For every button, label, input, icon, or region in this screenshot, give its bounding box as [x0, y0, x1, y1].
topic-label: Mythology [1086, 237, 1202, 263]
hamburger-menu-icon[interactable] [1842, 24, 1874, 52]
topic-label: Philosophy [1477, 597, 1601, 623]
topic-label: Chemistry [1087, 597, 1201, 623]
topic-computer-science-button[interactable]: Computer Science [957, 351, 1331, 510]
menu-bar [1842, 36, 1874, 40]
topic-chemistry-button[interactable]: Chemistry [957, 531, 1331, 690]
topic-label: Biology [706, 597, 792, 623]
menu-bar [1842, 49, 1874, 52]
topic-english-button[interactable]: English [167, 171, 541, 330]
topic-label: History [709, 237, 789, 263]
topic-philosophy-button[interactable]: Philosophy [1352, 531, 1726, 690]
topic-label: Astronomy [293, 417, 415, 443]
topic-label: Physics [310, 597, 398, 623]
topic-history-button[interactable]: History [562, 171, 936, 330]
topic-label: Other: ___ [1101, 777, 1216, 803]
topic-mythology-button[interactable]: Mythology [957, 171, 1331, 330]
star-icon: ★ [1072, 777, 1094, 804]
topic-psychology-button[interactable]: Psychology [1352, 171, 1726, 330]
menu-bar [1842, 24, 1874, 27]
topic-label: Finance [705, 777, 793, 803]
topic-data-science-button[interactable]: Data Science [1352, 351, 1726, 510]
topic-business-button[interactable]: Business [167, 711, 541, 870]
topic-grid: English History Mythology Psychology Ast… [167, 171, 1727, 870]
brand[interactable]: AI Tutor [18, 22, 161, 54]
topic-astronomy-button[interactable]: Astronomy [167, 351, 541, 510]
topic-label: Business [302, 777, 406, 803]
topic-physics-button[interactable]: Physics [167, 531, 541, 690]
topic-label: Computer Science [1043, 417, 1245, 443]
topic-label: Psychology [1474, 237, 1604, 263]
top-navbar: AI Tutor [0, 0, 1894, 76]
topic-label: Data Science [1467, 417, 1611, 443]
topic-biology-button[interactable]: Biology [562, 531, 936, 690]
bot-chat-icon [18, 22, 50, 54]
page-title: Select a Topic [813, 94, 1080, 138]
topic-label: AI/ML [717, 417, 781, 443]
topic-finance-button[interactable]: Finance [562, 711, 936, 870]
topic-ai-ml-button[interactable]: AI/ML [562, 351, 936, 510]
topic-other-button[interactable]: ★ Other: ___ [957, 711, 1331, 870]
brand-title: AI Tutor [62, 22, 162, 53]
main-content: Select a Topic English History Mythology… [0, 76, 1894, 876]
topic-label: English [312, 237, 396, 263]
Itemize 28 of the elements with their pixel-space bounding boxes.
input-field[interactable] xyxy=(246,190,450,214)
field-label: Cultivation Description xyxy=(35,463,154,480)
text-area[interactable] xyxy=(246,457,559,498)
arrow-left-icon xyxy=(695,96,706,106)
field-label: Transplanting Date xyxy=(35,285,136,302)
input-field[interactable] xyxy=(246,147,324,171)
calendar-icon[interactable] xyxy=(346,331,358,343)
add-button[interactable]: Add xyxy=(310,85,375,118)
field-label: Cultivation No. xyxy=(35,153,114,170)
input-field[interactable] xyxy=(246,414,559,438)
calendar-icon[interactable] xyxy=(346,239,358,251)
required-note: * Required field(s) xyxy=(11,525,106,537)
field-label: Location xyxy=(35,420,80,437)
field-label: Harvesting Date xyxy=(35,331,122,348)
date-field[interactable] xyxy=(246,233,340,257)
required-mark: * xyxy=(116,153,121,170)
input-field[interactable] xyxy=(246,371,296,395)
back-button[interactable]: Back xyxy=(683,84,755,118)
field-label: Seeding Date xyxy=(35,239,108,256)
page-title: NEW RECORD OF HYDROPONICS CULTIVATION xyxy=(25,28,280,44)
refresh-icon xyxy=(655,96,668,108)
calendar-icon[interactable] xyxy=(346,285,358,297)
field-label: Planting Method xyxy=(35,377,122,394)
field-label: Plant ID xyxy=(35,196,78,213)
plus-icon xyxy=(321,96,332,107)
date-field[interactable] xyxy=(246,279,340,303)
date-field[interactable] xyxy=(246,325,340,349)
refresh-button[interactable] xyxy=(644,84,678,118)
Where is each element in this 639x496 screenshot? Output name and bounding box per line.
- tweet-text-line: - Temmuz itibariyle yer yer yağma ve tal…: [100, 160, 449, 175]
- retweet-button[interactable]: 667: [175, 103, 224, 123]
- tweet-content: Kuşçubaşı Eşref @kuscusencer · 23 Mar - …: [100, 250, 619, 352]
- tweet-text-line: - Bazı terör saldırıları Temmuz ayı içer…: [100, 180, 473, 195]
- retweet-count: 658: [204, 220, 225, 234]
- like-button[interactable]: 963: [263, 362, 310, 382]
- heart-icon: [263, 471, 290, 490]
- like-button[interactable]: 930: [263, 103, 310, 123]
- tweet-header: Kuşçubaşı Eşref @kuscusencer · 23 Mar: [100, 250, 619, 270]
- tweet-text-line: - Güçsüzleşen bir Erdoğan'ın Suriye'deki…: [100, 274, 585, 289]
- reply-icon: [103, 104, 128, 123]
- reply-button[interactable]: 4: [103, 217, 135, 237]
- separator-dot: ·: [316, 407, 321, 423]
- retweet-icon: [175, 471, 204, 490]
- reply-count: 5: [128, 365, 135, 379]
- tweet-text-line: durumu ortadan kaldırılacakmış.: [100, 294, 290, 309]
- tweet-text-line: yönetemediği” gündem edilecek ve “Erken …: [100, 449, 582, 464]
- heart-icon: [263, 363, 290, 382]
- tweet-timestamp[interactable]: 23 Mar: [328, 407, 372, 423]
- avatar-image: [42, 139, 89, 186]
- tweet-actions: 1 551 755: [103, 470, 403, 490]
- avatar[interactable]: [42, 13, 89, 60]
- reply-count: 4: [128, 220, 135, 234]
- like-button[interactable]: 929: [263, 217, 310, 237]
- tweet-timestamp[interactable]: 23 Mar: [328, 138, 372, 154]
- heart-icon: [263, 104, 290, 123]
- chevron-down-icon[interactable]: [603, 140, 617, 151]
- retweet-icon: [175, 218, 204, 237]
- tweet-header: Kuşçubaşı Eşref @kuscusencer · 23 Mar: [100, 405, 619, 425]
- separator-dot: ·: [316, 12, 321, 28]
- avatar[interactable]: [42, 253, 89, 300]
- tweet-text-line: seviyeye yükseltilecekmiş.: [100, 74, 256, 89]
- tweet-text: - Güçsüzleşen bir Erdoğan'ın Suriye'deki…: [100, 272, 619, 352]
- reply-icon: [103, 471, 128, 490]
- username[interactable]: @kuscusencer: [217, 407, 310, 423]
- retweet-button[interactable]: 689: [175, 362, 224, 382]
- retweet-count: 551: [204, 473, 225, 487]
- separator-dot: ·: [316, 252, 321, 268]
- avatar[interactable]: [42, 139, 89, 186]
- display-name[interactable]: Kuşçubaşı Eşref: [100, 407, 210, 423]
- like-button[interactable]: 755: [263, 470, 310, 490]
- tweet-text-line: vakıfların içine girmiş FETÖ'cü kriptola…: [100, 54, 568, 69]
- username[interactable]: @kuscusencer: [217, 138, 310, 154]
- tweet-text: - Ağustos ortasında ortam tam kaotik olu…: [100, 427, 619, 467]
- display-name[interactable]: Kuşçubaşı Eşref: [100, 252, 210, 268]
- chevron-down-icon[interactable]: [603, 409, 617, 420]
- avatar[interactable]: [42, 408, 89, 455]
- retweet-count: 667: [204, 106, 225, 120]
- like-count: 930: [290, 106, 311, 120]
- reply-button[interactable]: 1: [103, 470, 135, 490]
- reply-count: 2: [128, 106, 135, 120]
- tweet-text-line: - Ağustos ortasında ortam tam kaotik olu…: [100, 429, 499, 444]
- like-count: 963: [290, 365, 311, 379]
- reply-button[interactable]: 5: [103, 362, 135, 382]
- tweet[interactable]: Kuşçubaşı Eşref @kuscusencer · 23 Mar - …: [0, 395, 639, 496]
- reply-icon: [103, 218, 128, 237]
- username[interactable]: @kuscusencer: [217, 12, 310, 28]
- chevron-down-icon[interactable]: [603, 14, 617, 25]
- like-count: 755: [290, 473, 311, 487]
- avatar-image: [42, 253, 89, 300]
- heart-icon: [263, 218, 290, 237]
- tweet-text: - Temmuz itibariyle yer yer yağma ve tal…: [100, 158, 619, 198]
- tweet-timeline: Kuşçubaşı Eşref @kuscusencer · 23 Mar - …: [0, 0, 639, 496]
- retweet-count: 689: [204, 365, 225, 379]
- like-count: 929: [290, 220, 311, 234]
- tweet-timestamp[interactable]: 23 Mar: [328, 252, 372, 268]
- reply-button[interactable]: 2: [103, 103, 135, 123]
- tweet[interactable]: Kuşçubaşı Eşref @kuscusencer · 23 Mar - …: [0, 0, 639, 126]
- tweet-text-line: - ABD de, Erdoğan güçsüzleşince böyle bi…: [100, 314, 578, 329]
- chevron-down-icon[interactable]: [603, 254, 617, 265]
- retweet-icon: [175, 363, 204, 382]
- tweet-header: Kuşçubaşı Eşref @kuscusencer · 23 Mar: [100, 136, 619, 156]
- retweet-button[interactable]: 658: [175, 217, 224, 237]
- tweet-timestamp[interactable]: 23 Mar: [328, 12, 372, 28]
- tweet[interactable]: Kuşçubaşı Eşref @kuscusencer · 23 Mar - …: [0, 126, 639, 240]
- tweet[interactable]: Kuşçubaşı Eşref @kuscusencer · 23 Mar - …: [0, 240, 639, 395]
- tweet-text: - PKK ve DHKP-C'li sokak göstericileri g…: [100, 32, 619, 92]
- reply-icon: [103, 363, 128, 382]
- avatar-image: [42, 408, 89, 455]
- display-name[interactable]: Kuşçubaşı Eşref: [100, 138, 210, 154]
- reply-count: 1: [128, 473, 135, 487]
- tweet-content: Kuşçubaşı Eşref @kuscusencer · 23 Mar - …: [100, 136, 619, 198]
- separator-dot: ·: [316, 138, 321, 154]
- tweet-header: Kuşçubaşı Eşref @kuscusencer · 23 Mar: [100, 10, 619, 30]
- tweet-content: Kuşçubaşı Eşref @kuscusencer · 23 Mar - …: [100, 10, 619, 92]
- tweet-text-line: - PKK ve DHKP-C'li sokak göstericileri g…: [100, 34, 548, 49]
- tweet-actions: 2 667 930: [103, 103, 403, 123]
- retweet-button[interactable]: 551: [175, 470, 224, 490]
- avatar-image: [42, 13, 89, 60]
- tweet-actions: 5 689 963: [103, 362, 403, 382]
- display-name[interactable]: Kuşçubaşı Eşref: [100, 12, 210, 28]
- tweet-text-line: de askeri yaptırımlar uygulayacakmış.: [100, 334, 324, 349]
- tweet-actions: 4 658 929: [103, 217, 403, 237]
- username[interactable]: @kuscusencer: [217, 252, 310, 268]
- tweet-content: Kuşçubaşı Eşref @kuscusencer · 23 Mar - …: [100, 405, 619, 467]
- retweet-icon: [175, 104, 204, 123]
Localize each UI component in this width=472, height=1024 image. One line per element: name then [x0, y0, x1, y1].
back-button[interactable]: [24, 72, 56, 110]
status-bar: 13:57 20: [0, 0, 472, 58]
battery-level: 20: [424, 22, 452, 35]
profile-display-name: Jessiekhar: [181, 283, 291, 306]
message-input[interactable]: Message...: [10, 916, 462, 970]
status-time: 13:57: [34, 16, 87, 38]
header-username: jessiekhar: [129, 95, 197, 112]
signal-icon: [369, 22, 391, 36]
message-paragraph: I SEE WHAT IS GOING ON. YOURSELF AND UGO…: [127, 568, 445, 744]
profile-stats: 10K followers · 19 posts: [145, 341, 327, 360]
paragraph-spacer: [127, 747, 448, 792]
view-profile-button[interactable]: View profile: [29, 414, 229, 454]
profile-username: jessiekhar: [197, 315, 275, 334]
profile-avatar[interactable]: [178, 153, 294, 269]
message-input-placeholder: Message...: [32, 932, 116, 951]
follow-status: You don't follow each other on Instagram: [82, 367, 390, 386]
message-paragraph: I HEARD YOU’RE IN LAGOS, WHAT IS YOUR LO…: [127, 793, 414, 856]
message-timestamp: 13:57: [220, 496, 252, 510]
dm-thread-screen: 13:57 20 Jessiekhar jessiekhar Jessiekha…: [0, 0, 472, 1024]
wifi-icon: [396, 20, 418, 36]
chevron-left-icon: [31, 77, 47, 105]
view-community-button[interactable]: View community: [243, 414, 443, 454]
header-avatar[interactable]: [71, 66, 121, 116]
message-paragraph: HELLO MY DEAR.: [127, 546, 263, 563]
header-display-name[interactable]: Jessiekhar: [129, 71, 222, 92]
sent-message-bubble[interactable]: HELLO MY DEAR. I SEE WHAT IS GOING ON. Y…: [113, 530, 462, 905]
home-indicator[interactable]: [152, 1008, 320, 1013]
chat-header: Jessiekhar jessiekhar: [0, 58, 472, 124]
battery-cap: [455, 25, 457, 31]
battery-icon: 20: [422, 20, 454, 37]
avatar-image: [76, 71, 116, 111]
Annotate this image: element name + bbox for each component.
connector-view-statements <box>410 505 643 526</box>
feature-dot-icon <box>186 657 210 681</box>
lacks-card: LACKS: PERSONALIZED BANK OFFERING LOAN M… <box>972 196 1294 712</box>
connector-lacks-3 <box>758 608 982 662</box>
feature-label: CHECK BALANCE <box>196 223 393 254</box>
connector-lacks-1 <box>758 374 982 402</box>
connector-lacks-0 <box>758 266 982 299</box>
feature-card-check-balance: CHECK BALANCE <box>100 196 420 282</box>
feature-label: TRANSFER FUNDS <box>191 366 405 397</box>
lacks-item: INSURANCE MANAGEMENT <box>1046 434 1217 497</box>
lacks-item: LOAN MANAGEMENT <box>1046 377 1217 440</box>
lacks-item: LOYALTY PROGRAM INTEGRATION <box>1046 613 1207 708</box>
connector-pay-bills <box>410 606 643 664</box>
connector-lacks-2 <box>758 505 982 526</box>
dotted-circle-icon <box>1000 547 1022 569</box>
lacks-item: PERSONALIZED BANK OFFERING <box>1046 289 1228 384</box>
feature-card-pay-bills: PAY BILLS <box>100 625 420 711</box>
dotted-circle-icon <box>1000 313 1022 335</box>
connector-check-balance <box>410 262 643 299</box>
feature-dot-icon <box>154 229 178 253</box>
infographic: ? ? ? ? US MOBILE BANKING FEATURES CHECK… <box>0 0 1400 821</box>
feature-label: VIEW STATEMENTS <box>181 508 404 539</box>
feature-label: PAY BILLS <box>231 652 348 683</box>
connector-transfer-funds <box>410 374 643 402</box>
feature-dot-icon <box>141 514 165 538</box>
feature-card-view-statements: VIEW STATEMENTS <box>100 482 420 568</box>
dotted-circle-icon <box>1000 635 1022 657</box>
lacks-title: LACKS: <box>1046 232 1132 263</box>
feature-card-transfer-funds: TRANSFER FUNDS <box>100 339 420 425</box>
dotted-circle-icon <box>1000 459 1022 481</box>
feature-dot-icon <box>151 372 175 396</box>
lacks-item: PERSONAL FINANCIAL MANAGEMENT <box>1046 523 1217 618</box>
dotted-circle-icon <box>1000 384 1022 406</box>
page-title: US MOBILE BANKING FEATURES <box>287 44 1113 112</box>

────

> [Task requirements]:
Copy the material line for line, from its very start through the line that contains "topic-label: Philosophy [1477, 597, 1601, 623]".

> [Output for this task]:
For every button, label, input, icon, or region in this screenshot, give its bounding box as [x0, y0, x1, y1].
topic-label: Mythology [1086, 237, 1202, 263]
hamburger-menu-icon[interactable] [1842, 24, 1874, 52]
topic-label: Philosophy [1477, 597, 1601, 623]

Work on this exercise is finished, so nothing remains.